> _Your instructions_:
Copy out the records in full, word for word, without pictures.
-- Start of Input --
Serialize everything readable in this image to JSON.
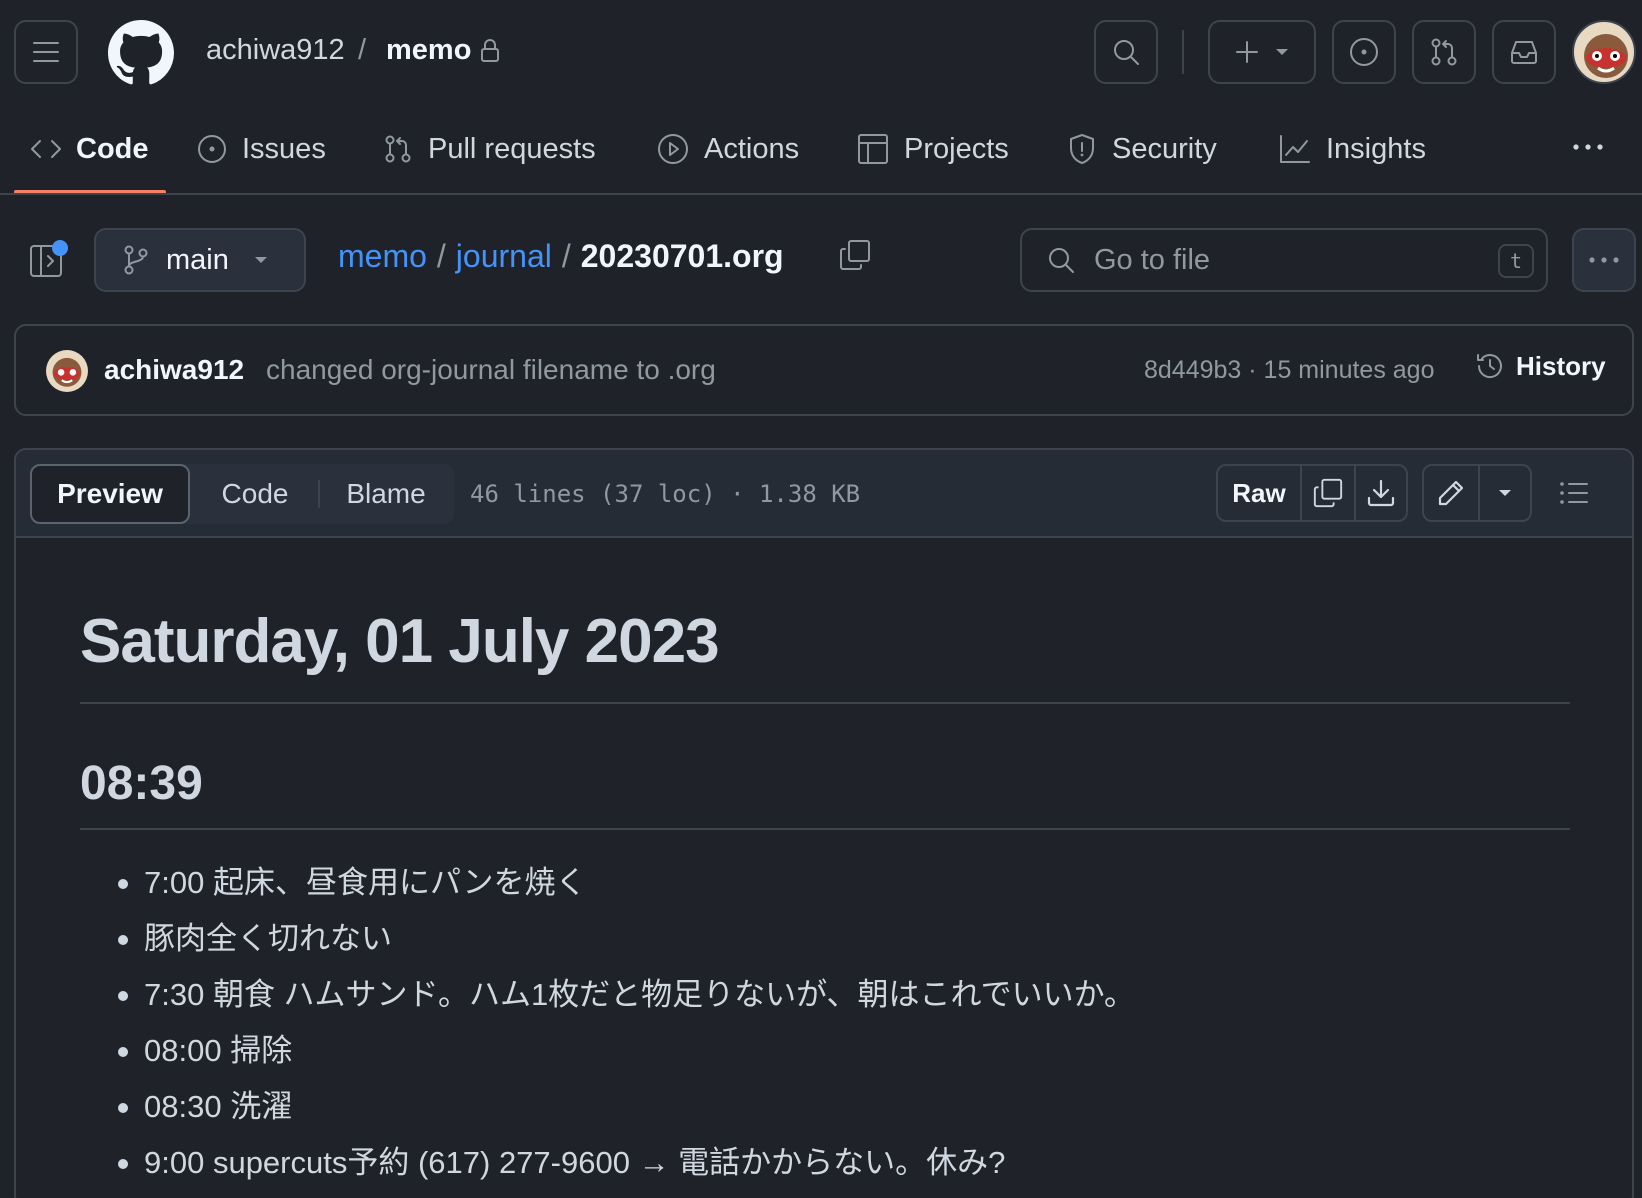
{
  "header": {
    "owner": "achiwa912",
    "separator": "/",
    "repo": "memo"
  },
  "nav": {
    "tabs": [
      {
        "label": "Code",
        "icon": "code-icon",
        "active": true
      },
      {
        "label": "Issues",
        "icon": "issue-opened-icon"
      },
      {
        "label": "Pull requests",
        "icon": "git-pull-request-icon"
      },
      {
        "label": "Actions",
        "icon": "play-icon"
      },
      {
        "label": "Projects",
        "icon": "table-icon"
      },
      {
        "label": "Security",
        "icon": "shield-icon"
      },
      {
        "label": "Insights",
        "icon": "graph-icon"
      }
    ]
  },
  "file_nav": {
    "branch": "main",
    "path": [
      "memo",
      "journal"
    ],
    "path_sep": "/",
    "filename": "20230701.org",
    "goto_placeholder": "Go to file",
    "goto_shortcut": "t"
  },
  "commit": {
    "author": "achiwa912",
    "message": "changed org-journal filename to .org",
    "meta": "8d449b3 · 15 minutes ago",
    "history_label": "History"
  },
  "file_toolbar": {
    "preview_label": "Preview",
    "code_label": "Code",
    "blame_label": "Blame",
    "info": "46 lines (37 loc) · 1.38 KB",
    "raw_label": "Raw"
  },
  "content": {
    "title": "Saturday, 01 July 2023",
    "subtitle": "08:39",
    "items": [
      "7:00 起床、昼食用にパンを焼く",
      "豚肉全く切れない",
      "7:30 朝食 ハムサンド。ハム1枚だと物足りないが、朝はこれでいいか。",
      "08:00 掃除",
      "08:30 洗濯",
      "9:00 supercuts予約 (617) 277-9600 → 電話かからない。休み?"
    ]
  },
  "colors": {
    "background": "#1f2329",
    "link": "#4493f8",
    "tab_underline": "#f78166",
    "notification_dot": "#4493f8"
  }
}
-- End of Input --
> _Exercise response_:
Serialize everything readable in this image to JSON.
{
  "header": {
    "owner": "achiwa912",
    "separator": "/",
    "repo": "memo"
  },
  "nav": {
    "tabs": [
      {
        "label": "Code",
        "icon": "code-icon",
        "active": true
      },
      {
        "label": "Issues",
        "icon": "issue-opened-icon"
      },
      {
        "label": "Pull requests",
        "icon": "git-pull-request-icon"
      },
      {
        "label": "Actions",
        "icon": "play-icon"
      },
      {
        "label": "Projects",
        "icon": "table-icon"
      },
      {
        "label": "Security",
        "icon": "shield-icon"
      },
      {
        "label": "Insights",
        "icon": "graph-icon"
      }
    ]
  },
  "file_nav": {
    "branch": "main",
    "path": [
      "memo",
      "journal"
    ],
    "path_sep": "/",
    "filename": "20230701.org",
    "goto_placeholder": "Go to file",
    "goto_shortcut": "t"
  },
  "commit": {
    "author": "achiwa912",
    "message": "changed org-journal filename to .org",
    "meta": "8d449b3 · 15 minutes ago",
    "history_label": "History"
  },
  "file_toolbar": {
    "preview_label": "Preview",
    "code_label": "Code",
    "blame_label": "Blame",
    "info": "46 lines (37 loc) · 1.38 KB",
    "raw_label": "Raw"
  },
  "content": {
    "title": "Saturday, 01 July 2023",
    "subtitle": "08:39",
    "items": [
      "7:00 起床、昼食用にパンを焼く",
      "豚肉全く切れない",
      "7:30 朝食 ハムサンド。ハム1枚だと物足りないが、朝はこれでいいか。",
      "08:00 掃除",
      "08:30 洗濯",
      "9:00 supercuts予約 (617) 277-9600 → 電話かからない。休み?"
    ]
  },
  "colors": {
    "background": "#1f2329",
    "link": "#4493f8",
    "tab_underline": "#f78166",
    "notification_dot": "#4493f8"
  }
}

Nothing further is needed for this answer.